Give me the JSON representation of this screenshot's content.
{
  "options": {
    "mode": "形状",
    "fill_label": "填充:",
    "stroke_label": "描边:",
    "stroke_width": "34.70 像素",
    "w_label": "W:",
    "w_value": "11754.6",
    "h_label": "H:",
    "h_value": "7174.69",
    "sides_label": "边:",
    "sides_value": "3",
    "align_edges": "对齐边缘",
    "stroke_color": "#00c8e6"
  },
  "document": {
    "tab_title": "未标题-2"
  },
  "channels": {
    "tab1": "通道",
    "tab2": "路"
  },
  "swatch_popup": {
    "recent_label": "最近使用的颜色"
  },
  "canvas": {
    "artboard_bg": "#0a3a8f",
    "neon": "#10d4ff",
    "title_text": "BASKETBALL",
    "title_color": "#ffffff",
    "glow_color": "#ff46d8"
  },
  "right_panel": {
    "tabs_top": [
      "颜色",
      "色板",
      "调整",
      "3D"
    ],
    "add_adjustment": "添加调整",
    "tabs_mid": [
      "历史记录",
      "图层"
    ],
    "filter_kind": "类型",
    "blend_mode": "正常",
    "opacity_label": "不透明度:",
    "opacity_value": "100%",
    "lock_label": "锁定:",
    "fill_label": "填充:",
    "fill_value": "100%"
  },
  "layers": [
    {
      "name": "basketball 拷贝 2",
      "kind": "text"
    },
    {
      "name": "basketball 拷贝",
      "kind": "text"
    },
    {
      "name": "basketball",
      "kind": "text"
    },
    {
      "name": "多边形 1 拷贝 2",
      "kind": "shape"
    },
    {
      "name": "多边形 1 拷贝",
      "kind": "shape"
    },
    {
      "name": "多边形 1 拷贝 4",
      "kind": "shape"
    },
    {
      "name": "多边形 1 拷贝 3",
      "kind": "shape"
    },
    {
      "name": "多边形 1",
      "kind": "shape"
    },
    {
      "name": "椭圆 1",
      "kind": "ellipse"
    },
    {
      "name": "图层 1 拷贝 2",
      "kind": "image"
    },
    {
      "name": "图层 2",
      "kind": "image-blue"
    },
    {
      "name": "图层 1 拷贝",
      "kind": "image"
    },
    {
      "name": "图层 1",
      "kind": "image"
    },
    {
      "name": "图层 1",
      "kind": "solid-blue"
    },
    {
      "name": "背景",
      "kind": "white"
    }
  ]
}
================================
**WHAT THIS TASK INVOLVES:**
Output all of the material exactly as written.

**RESULT OF THE EXERCISE:**
Give me the JSON representation of this screenshot's content.
{
  "options": {
    "mode": "形状",
    "fill_label": "填充:",
    "stroke_label": "描边:",
    "stroke_width": "34.70 像素",
    "w_label": "W:",
    "w_value": "11754.6",
    "h_label": "H:",
    "h_value": "7174.69",
    "sides_label": "边:",
    "sides_value": "3",
    "align_edges": "对齐边缘",
    "stroke_color": "#00c8e6"
  },
  "document": {
    "tab_title": "未标题-2"
  },
  "channels": {
    "tab1": "通道",
    "tab2": "路"
  },
  "swatch_popup": {
    "recent_label": "最近使用的颜色"
  },
  "canvas": {
    "artboard_bg": "#0a3a8f",
    "neon": "#10d4ff",
    "title_text": "BASKETBALL",
    "title_color": "#ffffff",
    "glow_color": "#ff46d8"
  },
  "right_panel": {
    "tabs_top": [
      "颜色",
      "色板",
      "调整",
      "3D"
    ],
    "add_adjustment": "添加调整",
    "tabs_mid": [
      "历史记录",
      "图层"
    ],
    "filter_kind": "类型",
    "blend_mode": "正常",
    "opacity_label": "不透明度:",
    "opacity_value": "100%",
    "lock_label": "锁定:",
    "fill_label": "填充:",
    "fill_value": "100%"
  },
  "layers": [
    {
      "name": "basketball 拷贝 2",
      "kind": "text"
    },
    {
      "name": "basketball 拷贝",
      "kind": "text"
    },
    {
      "name": "basketball",
      "kind": "text"
    },
    {
      "name": "多边形 1 拷贝 2",
      "kind": "shape"
    },
    {
      "name": "多边形 1 拷贝",
      "kind": "shape"
    },
    {
      "name": "多边形 1 拷贝 4",
      "kind": "shape"
    },
    {
      "name": "多边形 1 拷贝 3",
      "kind": "shape"
    },
    {
      "name": "多边形 1",
      "kind": "shape"
    },
    {
      "name": "椭圆 1",
      "kind": "ellipse"
    },
    {
      "name": "图层 1 拷贝 2",
      "kind": "image"
    },
    {
      "name": "图层 2",
      "kind": "image-blue"
    },
    {
      "name": "图层 1 拷贝",
      "kind": "image"
    },
    {
      "name": "图层 1",
      "kind": "image"
    },
    {
      "name": "图层 1",
      "kind": "solid-blue"
    },
    {
      "name": "背景",
      "kind": "white"
    }
  ]
}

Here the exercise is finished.